# [Input material]
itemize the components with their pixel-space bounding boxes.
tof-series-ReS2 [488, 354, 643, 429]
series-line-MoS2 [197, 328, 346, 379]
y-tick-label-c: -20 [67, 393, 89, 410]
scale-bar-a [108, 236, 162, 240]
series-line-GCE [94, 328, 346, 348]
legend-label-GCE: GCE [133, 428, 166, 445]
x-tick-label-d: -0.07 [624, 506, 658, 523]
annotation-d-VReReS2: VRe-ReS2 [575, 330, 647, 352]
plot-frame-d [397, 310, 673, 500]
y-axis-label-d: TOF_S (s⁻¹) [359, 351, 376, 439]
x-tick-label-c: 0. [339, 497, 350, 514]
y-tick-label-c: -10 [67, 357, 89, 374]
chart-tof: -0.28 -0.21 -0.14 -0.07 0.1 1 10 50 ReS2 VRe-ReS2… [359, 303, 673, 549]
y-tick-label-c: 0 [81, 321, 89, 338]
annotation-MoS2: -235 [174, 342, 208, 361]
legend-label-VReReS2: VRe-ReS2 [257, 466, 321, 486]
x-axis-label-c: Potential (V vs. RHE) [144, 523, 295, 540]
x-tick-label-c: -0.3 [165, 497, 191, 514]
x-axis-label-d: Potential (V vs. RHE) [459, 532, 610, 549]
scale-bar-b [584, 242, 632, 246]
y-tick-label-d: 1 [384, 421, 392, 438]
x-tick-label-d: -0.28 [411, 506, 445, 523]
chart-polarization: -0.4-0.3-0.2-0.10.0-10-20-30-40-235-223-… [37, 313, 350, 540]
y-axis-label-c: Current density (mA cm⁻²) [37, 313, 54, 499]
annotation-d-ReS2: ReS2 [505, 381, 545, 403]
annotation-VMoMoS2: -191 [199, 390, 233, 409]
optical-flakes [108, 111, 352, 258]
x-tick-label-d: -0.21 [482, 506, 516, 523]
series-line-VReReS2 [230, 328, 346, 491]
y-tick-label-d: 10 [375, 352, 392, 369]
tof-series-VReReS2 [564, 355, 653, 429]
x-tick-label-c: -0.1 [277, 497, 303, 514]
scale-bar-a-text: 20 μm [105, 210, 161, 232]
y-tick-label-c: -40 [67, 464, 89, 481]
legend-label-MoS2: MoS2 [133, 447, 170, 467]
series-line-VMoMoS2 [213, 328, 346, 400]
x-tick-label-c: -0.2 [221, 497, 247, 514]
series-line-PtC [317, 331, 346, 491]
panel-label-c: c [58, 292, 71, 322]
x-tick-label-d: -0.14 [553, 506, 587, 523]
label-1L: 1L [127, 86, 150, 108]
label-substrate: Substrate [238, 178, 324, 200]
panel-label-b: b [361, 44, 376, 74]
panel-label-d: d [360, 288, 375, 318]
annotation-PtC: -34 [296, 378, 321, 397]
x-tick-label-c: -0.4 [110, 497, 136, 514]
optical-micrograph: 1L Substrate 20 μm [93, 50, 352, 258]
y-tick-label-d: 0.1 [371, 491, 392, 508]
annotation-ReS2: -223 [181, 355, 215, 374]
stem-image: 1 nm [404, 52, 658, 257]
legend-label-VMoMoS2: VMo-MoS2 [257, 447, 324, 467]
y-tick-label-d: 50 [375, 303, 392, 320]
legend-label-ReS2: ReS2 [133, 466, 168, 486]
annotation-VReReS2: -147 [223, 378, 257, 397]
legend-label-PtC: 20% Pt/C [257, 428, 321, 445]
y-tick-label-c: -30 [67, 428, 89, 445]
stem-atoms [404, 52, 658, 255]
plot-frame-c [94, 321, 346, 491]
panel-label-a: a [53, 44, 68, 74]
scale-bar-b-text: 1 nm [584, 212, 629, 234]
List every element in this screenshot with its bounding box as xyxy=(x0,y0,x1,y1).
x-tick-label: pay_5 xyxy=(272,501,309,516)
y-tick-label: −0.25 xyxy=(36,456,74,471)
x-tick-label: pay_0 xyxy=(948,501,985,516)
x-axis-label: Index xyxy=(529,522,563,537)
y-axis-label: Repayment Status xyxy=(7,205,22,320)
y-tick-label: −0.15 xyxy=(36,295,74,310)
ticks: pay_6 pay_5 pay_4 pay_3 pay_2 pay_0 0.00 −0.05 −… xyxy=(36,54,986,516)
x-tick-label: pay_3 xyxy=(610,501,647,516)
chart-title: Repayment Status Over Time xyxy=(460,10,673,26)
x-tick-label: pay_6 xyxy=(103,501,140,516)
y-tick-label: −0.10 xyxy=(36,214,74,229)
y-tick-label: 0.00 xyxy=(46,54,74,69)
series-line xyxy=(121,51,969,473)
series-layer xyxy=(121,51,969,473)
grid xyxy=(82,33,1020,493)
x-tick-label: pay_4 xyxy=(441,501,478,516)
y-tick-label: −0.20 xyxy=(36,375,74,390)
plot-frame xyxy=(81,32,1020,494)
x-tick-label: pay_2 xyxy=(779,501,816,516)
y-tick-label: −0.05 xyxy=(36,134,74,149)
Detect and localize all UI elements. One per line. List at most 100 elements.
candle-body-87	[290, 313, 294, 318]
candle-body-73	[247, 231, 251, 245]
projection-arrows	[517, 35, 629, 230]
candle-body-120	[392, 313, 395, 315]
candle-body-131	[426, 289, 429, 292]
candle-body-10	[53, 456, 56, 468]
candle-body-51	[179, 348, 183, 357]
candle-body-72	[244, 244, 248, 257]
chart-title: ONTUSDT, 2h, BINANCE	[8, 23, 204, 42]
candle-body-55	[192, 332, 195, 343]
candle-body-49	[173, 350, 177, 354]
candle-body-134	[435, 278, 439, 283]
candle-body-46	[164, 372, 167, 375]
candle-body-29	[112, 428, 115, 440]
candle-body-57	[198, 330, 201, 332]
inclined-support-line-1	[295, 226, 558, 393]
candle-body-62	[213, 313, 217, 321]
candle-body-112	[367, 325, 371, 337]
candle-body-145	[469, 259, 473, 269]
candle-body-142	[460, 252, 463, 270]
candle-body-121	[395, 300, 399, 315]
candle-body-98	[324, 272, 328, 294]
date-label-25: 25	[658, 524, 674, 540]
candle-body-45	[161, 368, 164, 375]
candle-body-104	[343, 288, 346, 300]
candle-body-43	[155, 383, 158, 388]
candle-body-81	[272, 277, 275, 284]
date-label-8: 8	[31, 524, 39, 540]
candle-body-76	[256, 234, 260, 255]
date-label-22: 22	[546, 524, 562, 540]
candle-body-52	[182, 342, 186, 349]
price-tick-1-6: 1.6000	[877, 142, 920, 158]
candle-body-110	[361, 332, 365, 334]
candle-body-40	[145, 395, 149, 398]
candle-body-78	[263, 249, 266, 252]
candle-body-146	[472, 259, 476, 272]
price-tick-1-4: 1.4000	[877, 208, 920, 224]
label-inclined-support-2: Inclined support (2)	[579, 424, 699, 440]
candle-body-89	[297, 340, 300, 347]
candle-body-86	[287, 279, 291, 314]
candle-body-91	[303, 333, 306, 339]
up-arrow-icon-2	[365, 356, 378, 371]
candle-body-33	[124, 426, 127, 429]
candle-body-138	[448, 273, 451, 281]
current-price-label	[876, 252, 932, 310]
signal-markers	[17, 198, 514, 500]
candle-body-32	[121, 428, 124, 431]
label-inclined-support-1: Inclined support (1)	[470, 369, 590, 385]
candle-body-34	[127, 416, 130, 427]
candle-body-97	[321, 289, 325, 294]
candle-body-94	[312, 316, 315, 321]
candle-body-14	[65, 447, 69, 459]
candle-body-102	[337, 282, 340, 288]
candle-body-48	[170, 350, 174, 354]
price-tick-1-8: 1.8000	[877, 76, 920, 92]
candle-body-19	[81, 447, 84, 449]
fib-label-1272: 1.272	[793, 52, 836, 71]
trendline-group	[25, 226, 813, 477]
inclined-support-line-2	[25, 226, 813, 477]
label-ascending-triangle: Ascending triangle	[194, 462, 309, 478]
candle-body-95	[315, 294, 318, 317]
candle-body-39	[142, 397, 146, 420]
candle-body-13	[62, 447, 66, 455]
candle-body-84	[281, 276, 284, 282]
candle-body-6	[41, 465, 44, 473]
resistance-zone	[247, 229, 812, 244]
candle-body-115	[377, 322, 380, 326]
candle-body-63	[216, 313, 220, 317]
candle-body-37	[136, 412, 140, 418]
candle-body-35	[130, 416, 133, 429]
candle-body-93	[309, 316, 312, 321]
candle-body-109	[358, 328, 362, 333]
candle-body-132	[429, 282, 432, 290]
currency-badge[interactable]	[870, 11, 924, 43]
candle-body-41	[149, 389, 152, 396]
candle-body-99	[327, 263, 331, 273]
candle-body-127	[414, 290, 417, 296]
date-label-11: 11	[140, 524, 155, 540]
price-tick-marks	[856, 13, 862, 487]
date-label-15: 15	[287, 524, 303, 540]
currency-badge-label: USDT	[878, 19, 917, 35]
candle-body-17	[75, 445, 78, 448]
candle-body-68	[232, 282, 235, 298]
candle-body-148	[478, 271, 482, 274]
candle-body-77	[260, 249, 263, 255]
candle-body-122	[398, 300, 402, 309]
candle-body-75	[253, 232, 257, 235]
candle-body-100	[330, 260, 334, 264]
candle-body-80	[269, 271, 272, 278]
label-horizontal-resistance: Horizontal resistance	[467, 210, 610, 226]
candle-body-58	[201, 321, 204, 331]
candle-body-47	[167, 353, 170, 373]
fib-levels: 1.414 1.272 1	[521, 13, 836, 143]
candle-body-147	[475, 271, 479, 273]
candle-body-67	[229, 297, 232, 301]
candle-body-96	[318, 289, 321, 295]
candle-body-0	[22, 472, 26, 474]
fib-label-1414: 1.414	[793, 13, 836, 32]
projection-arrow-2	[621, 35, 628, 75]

# [What needs to be done]
Starting at the first line of the listing and ending at the line that contains "y-axis-label-c: Current density", render those lines as a JSON list of strings with one string per line, leaving out any blank lines.

# [Answer to this problem]
[
  "itemize the components with their pixel-space bounding boxes.",
  "tof-series-ReS2 [488, 354, 643, 429]",
  "series-line-MoS2 [197, 328, 346, 379]",
  "y-tick-label-c: -20 [67, 393, 89, 410]",
  "scale-bar-a [108, 236, 162, 240]",
  "series-line-GCE [94, 328, 346, 348]",
  "legend-label-GCE: GCE [133, 428, 166, 445]",
  "x-tick-label-d: -0.07 [624, 506, 658, 523]",
  "annotation-d-VReReS2: VRe-ReS2 [575, 330, 647, 352]",
  "plot-frame-d [397, 310, 673, 500]",
  "y-axis-label-d: TOF_S (s⁻¹) [359, 351, 376, 439]",
  "x-tick-label-c: 0. [339, 497, 350, 514]",
  "y-tick-label-c: -10 [67, 357, 89, 374]",
  "chart-tof: -0.28 -0.21 -0.14 -0.07 0.1 1 10 50 ReS2 VRe-ReS2… [359, 303, 673, 549]",
  "y-tick-label-c: 0 [81, 321, 89, 338]",
  "annotation-MoS2: -235 [174, 342, 208, 361]",
  "legend-label-VReReS2: VRe-ReS2 [257, 466, 321, 486]",
  "x-axis-label-c: Potential (V vs. RHE) [144, 523, 295, 540]",
  "x-tick-label-c: -0.3 [165, 497, 191, 514]",
  "x-axis-label-d: Potential (V vs. RHE) [459, 532, 610, 549]",
  "scale-bar-b [584, 242, 632, 246]",
  "y-tick-label-d: 1 [384, 421, 392, 438]",
  "x-tick-label-d: -0.28 [411, 506, 445, 523]",
  "chart-polarization: -0.4-0.3-0.2-0.10.0-10-20-30-40-235-223-… [37, 313, 350, 540]",
  "y-axis-label-c: Current density (mA cm⁻²) [37, 313, 54, 499]"
]